*STATED PROBLEM*.
Search the data below for "øinene"; list each line that holds it.

*ENTRIES PROVIDED*.

-------------------------

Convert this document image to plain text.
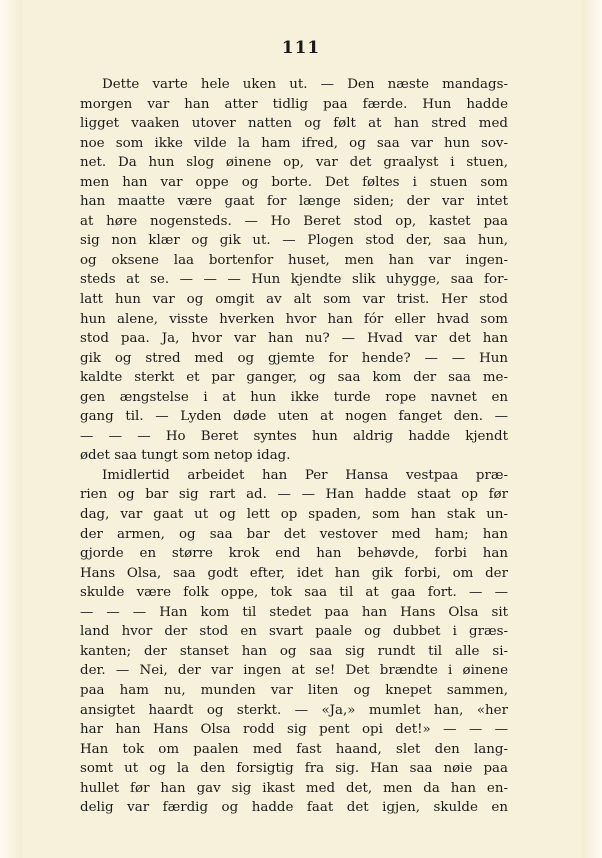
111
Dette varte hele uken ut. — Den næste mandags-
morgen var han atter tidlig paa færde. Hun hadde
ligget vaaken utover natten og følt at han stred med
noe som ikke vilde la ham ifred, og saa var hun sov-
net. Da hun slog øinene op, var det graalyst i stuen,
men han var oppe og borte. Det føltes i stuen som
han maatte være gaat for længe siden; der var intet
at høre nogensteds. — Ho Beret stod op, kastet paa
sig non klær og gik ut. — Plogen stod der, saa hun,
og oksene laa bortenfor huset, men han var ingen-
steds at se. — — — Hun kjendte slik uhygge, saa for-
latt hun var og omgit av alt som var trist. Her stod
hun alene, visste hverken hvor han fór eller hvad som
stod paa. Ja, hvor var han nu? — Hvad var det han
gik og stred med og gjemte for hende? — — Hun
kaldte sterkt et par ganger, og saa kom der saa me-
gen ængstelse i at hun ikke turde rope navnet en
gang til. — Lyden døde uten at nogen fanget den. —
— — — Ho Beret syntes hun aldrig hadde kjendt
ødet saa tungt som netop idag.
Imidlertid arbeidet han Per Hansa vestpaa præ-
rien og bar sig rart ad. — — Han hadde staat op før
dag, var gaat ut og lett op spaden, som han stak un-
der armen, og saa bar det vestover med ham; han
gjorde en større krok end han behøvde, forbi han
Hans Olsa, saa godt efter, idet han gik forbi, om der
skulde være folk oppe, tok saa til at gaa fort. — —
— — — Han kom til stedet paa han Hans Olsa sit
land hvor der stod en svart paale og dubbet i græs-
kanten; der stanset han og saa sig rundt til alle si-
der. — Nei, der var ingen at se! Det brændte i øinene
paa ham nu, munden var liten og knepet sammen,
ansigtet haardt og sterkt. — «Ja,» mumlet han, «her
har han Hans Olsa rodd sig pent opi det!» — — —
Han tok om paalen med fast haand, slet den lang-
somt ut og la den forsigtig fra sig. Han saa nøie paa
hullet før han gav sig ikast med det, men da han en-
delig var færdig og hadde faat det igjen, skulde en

-------------------------

*OUTPUT OF THE TASK*.
net. Da hun slog øinene op, var det graalyst i stuen,
der. — Nei, der var ingen at se! Det brændte i øinene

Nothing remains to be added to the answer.